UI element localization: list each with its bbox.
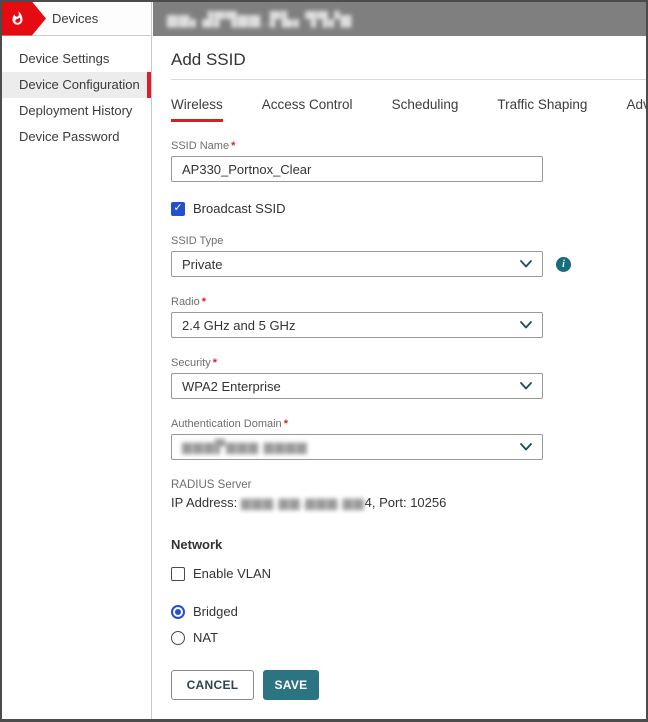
checkbox-checked-icon[interactable] — [171, 202, 185, 216]
ssid-type-field: SSID Type Private — [171, 235, 646, 277]
security-label: Security* — [171, 357, 646, 369]
sidebar-item-device-settings[interactable]: Device Settings — [2, 46, 151, 72]
title-divider — [171, 79, 646, 80]
topbar: ▆▆▖▟▛▜▆▆_▛▙▖▜▜▞▆ — [153, 2, 646, 36]
network-heading: Network — [171, 537, 646, 552]
sidebar-item-device-configuration[interactable]: Device Configuration — [2, 72, 151, 98]
sidebar-nav: Device Settings Device Configuration Dep… — [2, 36, 151, 150]
tab-access-control[interactable]: Access Control — [262, 97, 353, 122]
sidebar-item-deployment-history[interactable]: Deployment History — [2, 98, 151, 124]
network-section: Network Enable VLAN Bridged NAT — [171, 537, 646, 645]
security-field: Security* WPA2 Enterprise — [171, 357, 646, 399]
app-window: Devices Device Settings Device Configura… — [0, 0, 648, 722]
required-asterisk: * — [202, 296, 206, 308]
security-select[interactable]: WPA2 Enterprise — [171, 373, 543, 399]
radio-selected-icon[interactable] — [171, 605, 185, 619]
required-asterisk: * — [213, 357, 217, 369]
action-buttons: CANCEL SAVE — [171, 670, 646, 700]
sidebar-title: Devices — [52, 11, 98, 26]
auth-domain-value-redacted: ▆▆▆▛▆▆▆ ▆▆▆▆ — [182, 439, 308, 455]
auth-domain-label: Authentication Domain* — [171, 418, 646, 430]
radio-value: 2.4 GHz and 5 GHz — [182, 318, 295, 333]
tab-bar: Wireless Access Control Scheduling Traff… — [171, 97, 646, 122]
chevron-down-icon — [520, 260, 532, 268]
device-name-redacted: ▆▆▖▟▛▜▆▆_▛▙▖▜▜▞▆ — [167, 11, 352, 28]
nat-radio-row[interactable]: NAT — [171, 630, 646, 645]
radio-label: Radio* — [171, 296, 646, 308]
tab-traffic-shaping[interactable]: Traffic Shaping — [497, 97, 587, 122]
ip-address-redacted: ▆▆▆.▆▆.▆▆▆.▆▆ — [241, 495, 365, 510]
radio-unselected-icon[interactable] — [171, 631, 185, 645]
chevron-down-icon — [520, 443, 532, 451]
checkbox-unchecked-icon[interactable] — [171, 567, 185, 581]
sidebar: Devices Device Settings Device Configura… — [2, 2, 152, 719]
bridged-radio-row[interactable]: Bridged — [171, 604, 646, 619]
info-icon[interactable] — [556, 257, 571, 272]
ssid-name-field: SSID Name* — [171, 140, 646, 182]
bridged-label: Bridged — [193, 604, 238, 619]
auth-domain-field: Authentication Domain* ▆▆▆▛▆▆▆ ▆▆▆▆ — [171, 418, 646, 460]
tab-wireless[interactable]: Wireless — [171, 97, 223, 122]
ssid-type-value: Private — [182, 257, 222, 272]
brand-logo-flag — [2, 2, 46, 36]
flame-icon — [10, 10, 25, 27]
sidebar-header: Devices — [2, 2, 151, 36]
auth-domain-select[interactable]: ▆▆▆▛▆▆▆ ▆▆▆▆ — [171, 434, 543, 460]
radio-select[interactable]: 2.4 GHz and 5 GHz — [171, 312, 543, 338]
ssid-name-label: SSID Name* — [171, 140, 646, 152]
chevron-down-icon — [520, 382, 532, 390]
enable-vlan-checkbox-row[interactable]: Enable VLAN — [171, 566, 646, 581]
chevron-down-icon — [520, 321, 532, 329]
broadcast-ssid-checkbox-row[interactable]: Broadcast SSID — [171, 201, 646, 216]
sidebar-item-device-password[interactable]: Device Password — [2, 124, 151, 150]
cancel-button[interactable]: CANCEL — [171, 670, 254, 700]
tab-advanced[interactable]: Advanced — [626, 97, 648, 122]
save-button[interactable]: SAVE — [263, 670, 319, 700]
required-asterisk: * — [231, 140, 235, 152]
required-asterisk: * — [284, 418, 288, 430]
nat-label: NAT — [193, 630, 218, 645]
radius-server-label: RADIUS Server — [171, 479, 646, 491]
security-value: WPA2 Enterprise — [182, 379, 281, 394]
enable-vlan-label: Enable VLAN — [193, 566, 271, 581]
radius-server-block: RADIUS Server IP Address: ▆▆▆.▆▆.▆▆▆.▆▆4… — [171, 479, 646, 511]
ssid-name-input[interactable] — [171, 156, 543, 182]
main-content: Add SSID Wireless Access Control Schedul… — [153, 36, 646, 719]
page-title: Add SSID — [171, 50, 646, 79]
ssid-type-select[interactable]: Private — [171, 251, 543, 277]
ssid-type-label: SSID Type — [171, 235, 646, 247]
broadcast-ssid-label: Broadcast SSID — [193, 201, 286, 216]
radius-server-value: IP Address: ▆▆▆.▆▆.▆▆▆.▆▆4, Port: 10256 — [171, 495, 646, 511]
radio-field: Radio* 2.4 GHz and 5 GHz — [171, 296, 646, 338]
tab-scheduling[interactable]: Scheduling — [392, 97, 459, 122]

▶ **WHAT TO DO**:
Copy out again, unchanged, the items in the stretch from the line containing "checkbox-checked-icon[interactable] — [171, 202, 185, 216]" through the line containing "network-section: Network Enable", including both of those lines.

▶ **RESULT OF THIS TASK**:
checkbox-checked-icon[interactable] — [171, 202, 185, 216]
ssid-type-field: SSID Type Private — [171, 235, 646, 277]
security-label: Security* — [171, 357, 646, 369]
sidebar-item-device-settings[interactable]: Device Settings — [2, 46, 151, 72]
title-divider — [171, 79, 646, 80]
topbar: ▆▆▖▟▛▜▆▆_▛▙▖▜▜▞▆ — [153, 2, 646, 36]
network-heading: Network — [171, 537, 646, 552]
sidebar-item-device-configuration[interactable]: Device Configuration — [2, 72, 151, 98]
sidebar-nav: Device Settings Device Configuration Dep… — [2, 36, 151, 150]
tab-access-control[interactable]: Access Control — [262, 97, 353, 122]
sidebar-item-deployment-history[interactable]: Deployment History — [2, 98, 151, 124]
network-section: Network Enable VLAN Bridged NAT — [171, 537, 646, 645]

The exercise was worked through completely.